**EXERCISE DIRECTIONS**
Sort through the entries below and pull out lines containing the word "Barzilai".

◇ ◇ ◇

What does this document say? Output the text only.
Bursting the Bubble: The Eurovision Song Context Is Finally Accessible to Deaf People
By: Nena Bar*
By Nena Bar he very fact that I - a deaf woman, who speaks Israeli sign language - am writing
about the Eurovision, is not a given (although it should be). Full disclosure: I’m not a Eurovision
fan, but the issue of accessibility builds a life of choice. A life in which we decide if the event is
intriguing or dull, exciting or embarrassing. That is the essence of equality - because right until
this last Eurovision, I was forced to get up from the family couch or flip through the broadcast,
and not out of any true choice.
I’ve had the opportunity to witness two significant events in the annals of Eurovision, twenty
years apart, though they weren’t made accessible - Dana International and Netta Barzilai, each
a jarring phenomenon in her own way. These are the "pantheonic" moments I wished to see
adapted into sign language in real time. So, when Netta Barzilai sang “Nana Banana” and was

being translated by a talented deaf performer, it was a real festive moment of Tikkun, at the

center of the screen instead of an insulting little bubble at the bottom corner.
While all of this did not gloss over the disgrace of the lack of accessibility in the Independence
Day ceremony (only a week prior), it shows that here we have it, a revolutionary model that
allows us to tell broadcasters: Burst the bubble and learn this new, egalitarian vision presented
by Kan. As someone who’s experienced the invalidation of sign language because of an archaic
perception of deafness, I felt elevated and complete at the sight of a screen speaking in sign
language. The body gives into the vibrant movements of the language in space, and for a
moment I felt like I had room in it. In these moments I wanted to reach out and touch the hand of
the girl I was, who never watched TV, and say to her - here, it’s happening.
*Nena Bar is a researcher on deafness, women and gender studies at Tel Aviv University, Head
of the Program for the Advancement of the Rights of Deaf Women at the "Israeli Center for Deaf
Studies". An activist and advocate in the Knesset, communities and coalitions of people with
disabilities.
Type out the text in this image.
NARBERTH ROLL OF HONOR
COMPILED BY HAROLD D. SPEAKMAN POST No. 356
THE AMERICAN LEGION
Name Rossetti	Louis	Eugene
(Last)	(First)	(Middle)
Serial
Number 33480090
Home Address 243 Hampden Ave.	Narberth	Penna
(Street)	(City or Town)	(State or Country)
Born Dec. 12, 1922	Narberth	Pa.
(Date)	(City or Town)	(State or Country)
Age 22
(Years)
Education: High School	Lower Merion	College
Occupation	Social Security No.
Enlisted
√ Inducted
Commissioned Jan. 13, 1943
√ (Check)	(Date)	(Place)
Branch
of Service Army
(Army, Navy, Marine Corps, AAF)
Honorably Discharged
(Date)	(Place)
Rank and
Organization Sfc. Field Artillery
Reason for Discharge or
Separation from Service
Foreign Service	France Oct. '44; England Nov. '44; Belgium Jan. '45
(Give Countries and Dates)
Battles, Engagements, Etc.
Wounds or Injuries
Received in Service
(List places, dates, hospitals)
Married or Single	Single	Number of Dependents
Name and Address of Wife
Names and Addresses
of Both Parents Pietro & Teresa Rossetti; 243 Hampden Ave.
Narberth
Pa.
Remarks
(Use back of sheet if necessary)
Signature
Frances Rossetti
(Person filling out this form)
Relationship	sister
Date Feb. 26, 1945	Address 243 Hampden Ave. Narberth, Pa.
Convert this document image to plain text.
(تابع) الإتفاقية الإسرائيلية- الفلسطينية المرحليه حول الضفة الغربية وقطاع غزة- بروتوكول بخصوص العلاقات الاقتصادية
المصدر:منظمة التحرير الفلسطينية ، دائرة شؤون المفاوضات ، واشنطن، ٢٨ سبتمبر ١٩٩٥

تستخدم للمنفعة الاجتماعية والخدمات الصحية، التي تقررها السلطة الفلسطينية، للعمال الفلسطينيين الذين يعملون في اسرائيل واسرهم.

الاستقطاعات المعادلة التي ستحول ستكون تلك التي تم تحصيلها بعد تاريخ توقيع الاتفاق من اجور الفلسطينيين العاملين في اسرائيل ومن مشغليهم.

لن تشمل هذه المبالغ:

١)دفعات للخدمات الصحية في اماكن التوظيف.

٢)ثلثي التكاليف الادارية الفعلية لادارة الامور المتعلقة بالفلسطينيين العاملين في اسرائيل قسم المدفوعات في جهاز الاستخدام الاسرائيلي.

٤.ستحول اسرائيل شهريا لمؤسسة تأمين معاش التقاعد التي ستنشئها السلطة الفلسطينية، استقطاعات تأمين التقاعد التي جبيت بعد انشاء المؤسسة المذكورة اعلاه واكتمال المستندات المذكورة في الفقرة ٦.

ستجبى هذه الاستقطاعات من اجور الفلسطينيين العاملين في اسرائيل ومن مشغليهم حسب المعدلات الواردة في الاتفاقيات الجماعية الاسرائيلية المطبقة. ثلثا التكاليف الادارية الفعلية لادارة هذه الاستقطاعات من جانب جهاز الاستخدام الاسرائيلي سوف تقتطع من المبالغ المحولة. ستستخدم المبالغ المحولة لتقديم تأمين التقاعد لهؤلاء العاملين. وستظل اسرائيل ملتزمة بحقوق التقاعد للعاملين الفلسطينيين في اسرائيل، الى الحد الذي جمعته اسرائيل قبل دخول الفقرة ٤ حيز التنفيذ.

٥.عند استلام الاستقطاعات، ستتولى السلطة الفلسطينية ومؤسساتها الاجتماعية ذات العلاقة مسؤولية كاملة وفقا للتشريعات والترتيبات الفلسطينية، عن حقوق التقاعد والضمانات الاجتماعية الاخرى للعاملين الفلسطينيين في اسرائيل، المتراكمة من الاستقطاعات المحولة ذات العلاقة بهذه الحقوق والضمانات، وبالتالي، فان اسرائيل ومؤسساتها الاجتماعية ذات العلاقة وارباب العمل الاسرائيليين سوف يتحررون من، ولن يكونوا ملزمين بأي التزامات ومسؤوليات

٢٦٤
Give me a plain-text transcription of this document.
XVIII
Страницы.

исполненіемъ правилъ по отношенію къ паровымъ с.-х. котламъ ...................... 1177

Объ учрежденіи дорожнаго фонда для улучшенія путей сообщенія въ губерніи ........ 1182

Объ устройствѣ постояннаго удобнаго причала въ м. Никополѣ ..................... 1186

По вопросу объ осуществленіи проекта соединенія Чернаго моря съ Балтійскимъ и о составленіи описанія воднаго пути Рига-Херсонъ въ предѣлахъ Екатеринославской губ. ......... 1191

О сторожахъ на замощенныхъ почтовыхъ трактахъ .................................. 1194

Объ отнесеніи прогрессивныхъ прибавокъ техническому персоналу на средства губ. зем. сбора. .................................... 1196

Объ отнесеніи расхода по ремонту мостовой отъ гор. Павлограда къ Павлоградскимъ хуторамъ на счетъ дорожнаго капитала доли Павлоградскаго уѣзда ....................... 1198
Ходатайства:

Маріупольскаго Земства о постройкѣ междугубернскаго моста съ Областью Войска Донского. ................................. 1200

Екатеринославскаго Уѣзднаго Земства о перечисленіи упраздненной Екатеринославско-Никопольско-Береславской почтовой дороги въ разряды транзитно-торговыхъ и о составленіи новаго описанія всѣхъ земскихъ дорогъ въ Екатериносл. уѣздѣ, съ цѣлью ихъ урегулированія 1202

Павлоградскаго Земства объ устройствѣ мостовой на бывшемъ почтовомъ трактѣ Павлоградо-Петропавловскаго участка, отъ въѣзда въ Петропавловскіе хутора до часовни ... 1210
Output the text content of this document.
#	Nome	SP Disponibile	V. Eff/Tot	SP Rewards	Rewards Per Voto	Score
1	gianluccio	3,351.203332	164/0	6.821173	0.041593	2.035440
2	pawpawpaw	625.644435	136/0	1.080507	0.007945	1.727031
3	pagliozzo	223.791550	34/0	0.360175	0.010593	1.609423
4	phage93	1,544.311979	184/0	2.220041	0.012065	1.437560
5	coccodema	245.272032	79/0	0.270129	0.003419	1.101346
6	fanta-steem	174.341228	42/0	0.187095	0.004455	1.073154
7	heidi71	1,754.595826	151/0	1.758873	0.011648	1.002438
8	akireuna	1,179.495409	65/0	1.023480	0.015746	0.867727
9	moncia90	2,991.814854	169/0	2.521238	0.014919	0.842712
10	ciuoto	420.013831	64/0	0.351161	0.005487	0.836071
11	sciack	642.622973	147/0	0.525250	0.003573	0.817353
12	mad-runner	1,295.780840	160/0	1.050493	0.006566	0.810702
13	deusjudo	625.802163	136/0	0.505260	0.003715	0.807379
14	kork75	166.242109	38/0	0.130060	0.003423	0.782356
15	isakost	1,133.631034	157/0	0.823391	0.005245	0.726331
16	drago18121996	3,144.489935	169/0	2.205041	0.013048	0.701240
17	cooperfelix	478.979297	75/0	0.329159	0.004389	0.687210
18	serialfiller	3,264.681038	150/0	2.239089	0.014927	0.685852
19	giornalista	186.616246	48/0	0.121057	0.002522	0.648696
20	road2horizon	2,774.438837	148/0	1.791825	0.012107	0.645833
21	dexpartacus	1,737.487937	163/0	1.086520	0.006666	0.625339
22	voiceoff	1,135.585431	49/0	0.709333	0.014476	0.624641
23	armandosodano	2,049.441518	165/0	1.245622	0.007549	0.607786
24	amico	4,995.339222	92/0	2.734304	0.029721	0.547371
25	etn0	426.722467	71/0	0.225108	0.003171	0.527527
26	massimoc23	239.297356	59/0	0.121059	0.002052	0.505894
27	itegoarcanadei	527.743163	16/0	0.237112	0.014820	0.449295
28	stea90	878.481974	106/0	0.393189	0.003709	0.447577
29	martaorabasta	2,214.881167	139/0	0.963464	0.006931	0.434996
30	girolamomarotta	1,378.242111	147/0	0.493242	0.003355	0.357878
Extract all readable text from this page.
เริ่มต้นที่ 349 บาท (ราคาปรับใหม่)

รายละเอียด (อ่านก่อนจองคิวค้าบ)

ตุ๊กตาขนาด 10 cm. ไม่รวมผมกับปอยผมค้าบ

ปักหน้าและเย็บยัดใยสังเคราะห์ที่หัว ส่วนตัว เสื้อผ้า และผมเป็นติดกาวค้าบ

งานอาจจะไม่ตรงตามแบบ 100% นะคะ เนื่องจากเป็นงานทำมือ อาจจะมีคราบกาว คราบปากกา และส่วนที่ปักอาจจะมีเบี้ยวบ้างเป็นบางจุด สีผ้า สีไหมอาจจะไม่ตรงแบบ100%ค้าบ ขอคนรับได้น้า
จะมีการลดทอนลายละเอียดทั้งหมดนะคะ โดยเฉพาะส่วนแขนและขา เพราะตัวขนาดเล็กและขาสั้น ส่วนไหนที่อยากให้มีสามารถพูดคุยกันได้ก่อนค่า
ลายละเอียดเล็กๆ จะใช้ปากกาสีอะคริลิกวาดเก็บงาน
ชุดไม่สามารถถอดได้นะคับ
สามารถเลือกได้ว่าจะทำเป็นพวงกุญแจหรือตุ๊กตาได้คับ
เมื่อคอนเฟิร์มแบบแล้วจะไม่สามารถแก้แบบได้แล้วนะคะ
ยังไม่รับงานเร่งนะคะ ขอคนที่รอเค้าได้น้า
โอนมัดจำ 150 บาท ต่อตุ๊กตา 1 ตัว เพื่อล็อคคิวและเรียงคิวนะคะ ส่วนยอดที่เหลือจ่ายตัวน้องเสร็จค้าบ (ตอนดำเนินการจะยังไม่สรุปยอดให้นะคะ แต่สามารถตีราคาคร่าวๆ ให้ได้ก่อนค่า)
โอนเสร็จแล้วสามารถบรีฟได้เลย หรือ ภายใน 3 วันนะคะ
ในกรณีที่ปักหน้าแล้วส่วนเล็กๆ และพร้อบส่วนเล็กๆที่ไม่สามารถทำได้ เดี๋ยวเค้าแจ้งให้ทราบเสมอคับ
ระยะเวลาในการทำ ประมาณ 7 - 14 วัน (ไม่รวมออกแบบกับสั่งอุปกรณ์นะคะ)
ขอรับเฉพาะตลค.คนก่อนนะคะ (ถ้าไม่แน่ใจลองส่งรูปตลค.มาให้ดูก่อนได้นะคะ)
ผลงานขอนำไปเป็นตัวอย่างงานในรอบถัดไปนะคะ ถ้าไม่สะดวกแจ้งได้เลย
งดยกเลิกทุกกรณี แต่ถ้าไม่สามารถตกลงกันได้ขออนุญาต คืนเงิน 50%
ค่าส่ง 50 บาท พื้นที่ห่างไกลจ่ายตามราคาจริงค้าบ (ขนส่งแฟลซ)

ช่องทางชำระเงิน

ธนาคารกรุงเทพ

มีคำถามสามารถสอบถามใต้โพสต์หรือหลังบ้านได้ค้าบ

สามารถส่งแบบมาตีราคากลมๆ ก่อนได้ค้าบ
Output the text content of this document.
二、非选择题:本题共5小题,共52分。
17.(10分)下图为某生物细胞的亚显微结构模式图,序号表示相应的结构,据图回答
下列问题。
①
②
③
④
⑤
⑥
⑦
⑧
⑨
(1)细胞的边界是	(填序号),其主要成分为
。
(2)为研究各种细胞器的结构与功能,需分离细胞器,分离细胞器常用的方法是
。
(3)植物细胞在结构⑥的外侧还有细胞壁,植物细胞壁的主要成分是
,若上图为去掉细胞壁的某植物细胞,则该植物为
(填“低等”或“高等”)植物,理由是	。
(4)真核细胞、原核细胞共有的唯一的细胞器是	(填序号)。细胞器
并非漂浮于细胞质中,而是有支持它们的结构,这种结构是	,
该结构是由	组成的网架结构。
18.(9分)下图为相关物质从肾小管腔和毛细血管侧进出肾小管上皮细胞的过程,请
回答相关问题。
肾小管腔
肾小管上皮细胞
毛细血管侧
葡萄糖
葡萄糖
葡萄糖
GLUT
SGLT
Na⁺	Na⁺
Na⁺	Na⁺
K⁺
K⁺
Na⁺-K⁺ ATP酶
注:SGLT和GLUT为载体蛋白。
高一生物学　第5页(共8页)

◇ ◇ ◇

**EXERCISE OUTPUT**
years apart, though they weren’t made accessible - Dana International and Netta Barzilai, each
adapted into sign language in real time. So, when Netta Barzilai sang “Nana Banana” and was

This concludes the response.